(THE PROBLEM) Every line of the records must be repeated exactly; pictures stay out.

___

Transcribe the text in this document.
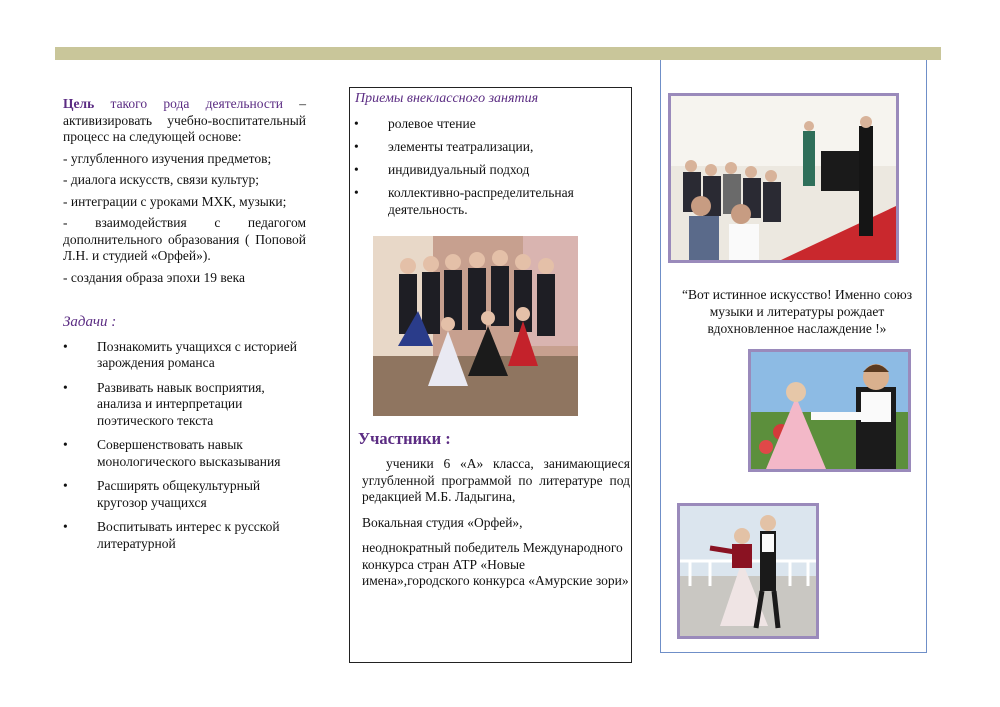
Цель такого рода деятельности – активизировать учебно-воспитательный процесс на следующей основе:
- углубленного изучения предметов;
- диалога искусств, связи культур;
- интеграции с уроками МХК, музыки;
- взаимодействия с педагогом дополнительного образования ( Поповой Л.Н. и студией «Орфей»).
- создания образа эпохи 19 века
Задачи :
• Познакомить учащихся с историей зарождения романса
• Развивать навык восприятия, анализа и интерпретации поэтического текста
• Совершенствовать навык монологического высказывания
• Расширять общекультурный кругозор учащихся
• Воспитывать интерес к русской литературной
Приемы внеклассного занятия
• ролевое чтение
• элементы театрализации,
• индивидуальный подход
• коллективно-распределительная деятельность.
Участники :
ученики 6 «А» класса, занимающиеся углубленной программой по литературе под редакцией М.Б. Ладыгина,
Вокальная студия «Орфей»,
неоднократный победитель Международного конкурса стран АТР «Новые имена»,городского конкурса «Амурские зори»
“Вот истинное искусство! Именно союз музыки и литературы рождает вдохновленное наслаждение !»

___

(FINISHED EXERCISE)
Transcribe the text in this document.
Цель такого рода деятельности – активизировать учебно-воспитательный процесс на следующей основе:
- углубленного изучения предметов;
- диалога искусств, связи культур;
- интеграции с уроками МХК, музыки;
- взаимодействия с педагогом дополнительного образования ( Поповой Л.Н. и студией «Орфей»).
- создания образа эпохи 19 века
Задачи :
• Познакомить учащихся с историей зарождения романса
• Развивать навык восприятия, анализа и интерпретации поэтического текста
• Совершенствовать навык монологического высказывания
• Расширять общекультурный кругозор учащихся
• Воспитывать интерес к русской литературной
Приемы внеклассного занятия
• ролевое чтение
• элементы театрализации,
• индивидуальный подход
• коллективно-распределительная деятельность.
Участники :
ученики 6 «А» класса, занимающиеся углубленной программой по литературе под редакцией М.Б. Ладыгина,
Вокальная студия «Орфей»,
неоднократный победитель Международного конкурса стран АТР «Новые имена»,городского конкурса «Амурские зори»
“Вот истинное искусство! Именно союз музыки и литературы рождает вдохновленное наслаждение !»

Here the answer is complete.